[Figure dataset records]
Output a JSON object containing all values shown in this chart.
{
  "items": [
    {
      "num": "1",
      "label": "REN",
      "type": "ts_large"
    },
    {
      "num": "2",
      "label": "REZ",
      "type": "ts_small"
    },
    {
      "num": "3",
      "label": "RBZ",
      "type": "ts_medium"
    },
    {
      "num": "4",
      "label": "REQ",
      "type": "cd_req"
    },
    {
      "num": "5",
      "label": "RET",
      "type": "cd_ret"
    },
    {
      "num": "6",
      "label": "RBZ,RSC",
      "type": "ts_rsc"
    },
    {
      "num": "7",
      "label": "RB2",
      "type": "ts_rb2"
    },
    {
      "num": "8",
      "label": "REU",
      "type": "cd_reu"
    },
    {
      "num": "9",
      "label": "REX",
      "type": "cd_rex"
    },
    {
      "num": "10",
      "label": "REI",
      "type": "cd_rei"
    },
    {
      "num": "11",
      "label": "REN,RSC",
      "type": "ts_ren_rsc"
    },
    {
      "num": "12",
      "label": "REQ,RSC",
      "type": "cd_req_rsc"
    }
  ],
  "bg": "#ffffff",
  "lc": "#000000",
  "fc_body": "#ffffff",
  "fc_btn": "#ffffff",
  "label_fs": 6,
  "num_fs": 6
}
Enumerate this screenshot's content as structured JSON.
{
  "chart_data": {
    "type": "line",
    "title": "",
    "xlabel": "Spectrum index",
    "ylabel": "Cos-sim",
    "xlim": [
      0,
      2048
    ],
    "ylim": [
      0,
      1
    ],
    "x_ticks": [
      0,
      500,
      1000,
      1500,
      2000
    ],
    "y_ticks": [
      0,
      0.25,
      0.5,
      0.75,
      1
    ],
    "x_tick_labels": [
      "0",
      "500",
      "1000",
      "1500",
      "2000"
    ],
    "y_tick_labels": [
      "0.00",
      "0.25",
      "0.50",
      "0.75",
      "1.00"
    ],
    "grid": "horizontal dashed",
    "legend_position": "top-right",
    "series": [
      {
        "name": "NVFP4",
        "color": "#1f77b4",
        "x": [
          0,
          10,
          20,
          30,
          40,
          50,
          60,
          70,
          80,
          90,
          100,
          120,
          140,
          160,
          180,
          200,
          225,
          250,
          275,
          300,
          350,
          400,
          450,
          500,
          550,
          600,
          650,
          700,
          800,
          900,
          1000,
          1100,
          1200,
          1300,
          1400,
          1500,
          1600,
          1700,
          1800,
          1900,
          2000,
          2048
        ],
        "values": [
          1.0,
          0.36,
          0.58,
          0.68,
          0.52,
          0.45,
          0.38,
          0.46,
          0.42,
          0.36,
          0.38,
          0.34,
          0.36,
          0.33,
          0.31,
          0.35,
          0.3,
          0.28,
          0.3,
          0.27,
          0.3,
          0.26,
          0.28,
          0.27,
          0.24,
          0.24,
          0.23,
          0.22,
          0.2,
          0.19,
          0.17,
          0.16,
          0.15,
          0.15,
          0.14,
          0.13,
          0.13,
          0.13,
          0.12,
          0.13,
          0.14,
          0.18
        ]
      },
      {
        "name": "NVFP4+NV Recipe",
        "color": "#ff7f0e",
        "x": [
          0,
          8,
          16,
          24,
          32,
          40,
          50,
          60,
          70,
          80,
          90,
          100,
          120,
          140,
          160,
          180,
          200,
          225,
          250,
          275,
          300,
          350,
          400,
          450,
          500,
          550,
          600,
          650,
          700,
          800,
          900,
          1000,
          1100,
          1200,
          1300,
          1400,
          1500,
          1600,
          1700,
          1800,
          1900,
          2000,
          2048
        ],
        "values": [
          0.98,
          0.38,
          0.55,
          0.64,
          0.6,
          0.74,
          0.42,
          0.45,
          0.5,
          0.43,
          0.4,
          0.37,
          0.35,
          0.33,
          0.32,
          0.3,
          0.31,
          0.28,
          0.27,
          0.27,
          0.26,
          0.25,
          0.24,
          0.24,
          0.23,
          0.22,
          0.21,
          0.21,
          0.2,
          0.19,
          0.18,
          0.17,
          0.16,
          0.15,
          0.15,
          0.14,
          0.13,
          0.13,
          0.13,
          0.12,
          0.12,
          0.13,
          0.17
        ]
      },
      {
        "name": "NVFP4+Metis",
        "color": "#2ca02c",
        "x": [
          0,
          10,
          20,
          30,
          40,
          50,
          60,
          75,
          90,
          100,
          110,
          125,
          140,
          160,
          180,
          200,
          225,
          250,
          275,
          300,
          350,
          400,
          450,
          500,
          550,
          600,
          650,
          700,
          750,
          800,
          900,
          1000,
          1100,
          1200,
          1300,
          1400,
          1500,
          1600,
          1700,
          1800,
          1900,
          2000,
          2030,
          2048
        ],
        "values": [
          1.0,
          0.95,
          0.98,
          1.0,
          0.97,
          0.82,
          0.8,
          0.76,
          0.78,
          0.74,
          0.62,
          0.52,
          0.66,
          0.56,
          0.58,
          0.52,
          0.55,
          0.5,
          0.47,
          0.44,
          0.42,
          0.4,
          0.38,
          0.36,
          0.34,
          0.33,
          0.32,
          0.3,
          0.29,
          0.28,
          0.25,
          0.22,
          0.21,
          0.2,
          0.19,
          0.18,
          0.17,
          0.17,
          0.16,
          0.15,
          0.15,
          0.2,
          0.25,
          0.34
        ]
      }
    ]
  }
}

• [OBJECTIVE] Quote each line of the data above exactly as written.

• [EXERCISE ANSWER]
Output a JSON object containing all values shown in this chart.
{
  "items": [
    {
      "num": "1",
      "label": "REN",
      "type": "ts_large"
    },
    {
      "num": "2",
      "label": "REZ",
      "type": "ts_small"
    },
    {
      "num": "3",
      "label": "RBZ",
      "type": "ts_medium"
    },
    {
      "num": "4",
      "label": "REQ",
      "type": "cd_req"
    },
    {
      "num": "5",
      "label": "RET",
      "type": "cd_ret"
    },
    {
      "num": "6",
      "label": "RBZ,RSC",
      "type": "ts_rsc"
    },
    {
      "num": "7",
      "label": "RB2",
      "type": "ts_rb2"
    },
    {
      "num": "8",
      "label": "REU",
      "type": "cd_reu"
    },
    {
      "num": "9",
      "label": "REX",
      "type": "cd_rex"
    },
    {
      "num": "10",
      "label": "REI",
      "type": "cd_rei"
    },
    {
      "num": "11",
      "label": "REN,RSC",
      "type": "ts_ren_rsc"
    },
    {
      "num": "12",
      "label": "REQ,RSC",
      "type": "cd_req_rsc"
    }
  ],
  "bg": "#ffffff",
  "lc": "#000000",
  "fc_body": "#ffffff",
  "fc_btn": "#ffffff",
  "label_fs": 6,
  "num_fs": 6
}
Enumerate this screenshot's content as structured JSON.
{
  "chart_data": {
    "type": "line",
    "title": "",
    "xlabel": "Spectrum index",
    "ylabel": "Cos-sim",
    "xlim": [
      0,
      2048
    ],
    "ylim": [
      0,
      1
    ],
    "x_ticks": [
      0,
      500,
      1000,
      1500,
      2000
    ],
    "y_ticks": [
      0,
      0.25,
      0.5,
      0.75,
      1
    ],
    "x_tick_labels": [
      "0",
      "500",
      "1000",
      "1500",
      "2000"
    ],
    "y_tick_labels": [
      "0.00",
      "0.25",
      "0.50",
      "0.75",
      "1.00"
    ],
    "grid": "horizontal dashed",
    "legend_position": "top-right",
    "series": [
      {
        "name": "NVFP4",
        "color": "#1f77b4",
        "x": [
          0,
          10,
          20,
          30,
          40,
          50,
          60,
          70,
          80,
          90,
          100,
          120,
          140,
          160,
          180,
          200,
          225,
          250,
          275,
          300,
          350,
          400,
          450,
          500,
          550,
          600,
          650,
          700,
          800,
          900,
          1000,
          1100,
          1200,
          1300,
          1400,
          1500,
          1600,
          1700,
          1800,
          1900,
          2000,
          2048
        ],
        "values": [
          1.0,
          0.36,
          0.58,
          0.68,
          0.52,
          0.45,
          0.38,
          0.46,
          0.42,
          0.36,
          0.38,
          0.34,
          0.36,
          0.33,
          0.31,
          0.35,
          0.3,
          0.28,
          0.3,
          0.27,
          0.3,
          0.26,
          0.28,
          0.27,
          0.24,
          0.24,
          0.23,
          0.22,
          0.2,
          0.19,
          0.17,
          0.16,
          0.15,
          0.15,
          0.14,
          0.13,
          0.13,
          0.13,
          0.12,
          0.13,
          0.14,
          0.18
        ]
      },
      {
        "name": "NVFP4+NV Recipe",
        "color": "#ff7f0e",
        "x": [
          0,
          8,
          16,
          24,
          32,
          40,
          50,
          60,
          70,
          80,
          90,
          100,
          120,
          140,
          160,
          180,
          200,
          225,
          250,
          275,
          300,
          350,
          400,
          450,
          500,
          550,
          600,
          650,
          700,
          800,
          900,
          1000,
          1100,
          1200,
          1300,
          1400,
          1500,
          1600,
          1700,
          1800,
          1900,
          2000,
          2048
        ],
        "values": [
          0.98,
          0.38,
          0.55,
          0.64,
          0.6,
          0.74,
          0.42,
          0.45,
          0.5,
          0.43,
          0.4,
          0.37,
          0.35,
          0.33,
          0.32,
          0.3,
          0.31,
          0.28,
          0.27,
          0.27,
          0.26,
          0.25,
          0.24,
          0.24,
          0.23,
          0.22,
          0.21,
          0.21,
          0.2,
          0.19,
          0.18,
          0.17,
          0.16,
          0.15,
          0.15,
          0.14,
          0.13,
          0.13,
          0.13,
          0.12,
          0.12,
          0.13,
          0.17
        ]
      },
      {
        "name": "NVFP4+Metis",
        "color": "#2ca02c",
        "x": [
          0,
          10,
          20,
          30,
          40,
          50,
          60,
          75,
          90,
          100,
          110,
          125,
          140,
          160,
          180,
          200,
          225,
          250,
          275,
          300,
          350,
          400,
          450,
          500,
          550,
          600,
          650,
          700,
          750,
          800,
          900,
          1000,
          1100,
          1200,
          1300,
          1400,
          1500,
          1600,
          1700,
          1800,
          1900,
          2000,
          2030,
          2048
        ],
        "values": [
          1.0,
          0.95,
          0.98,
          1.0,
          0.97,
          0.82,
          0.8,
          0.76,
          0.78,
          0.74,
          0.62,
          0.52,
          0.66,
          0.56,
          0.58,
          0.52,
          0.55,
          0.5,
          0.47,
          0.44,
          0.42,
          0.4,
          0.38,
          0.36,
          0.34,
          0.33,
          0.32,
          0.3,
          0.29,
          0.28,
          0.25,
          0.22,
          0.21,
          0.2,
          0.19,
          0.18,
          0.17,
          0.17,
          0.16,
          0.15,
          0.15,
          0.2,
          0.25,
          0.34
        ]
      }
    ]
  }
}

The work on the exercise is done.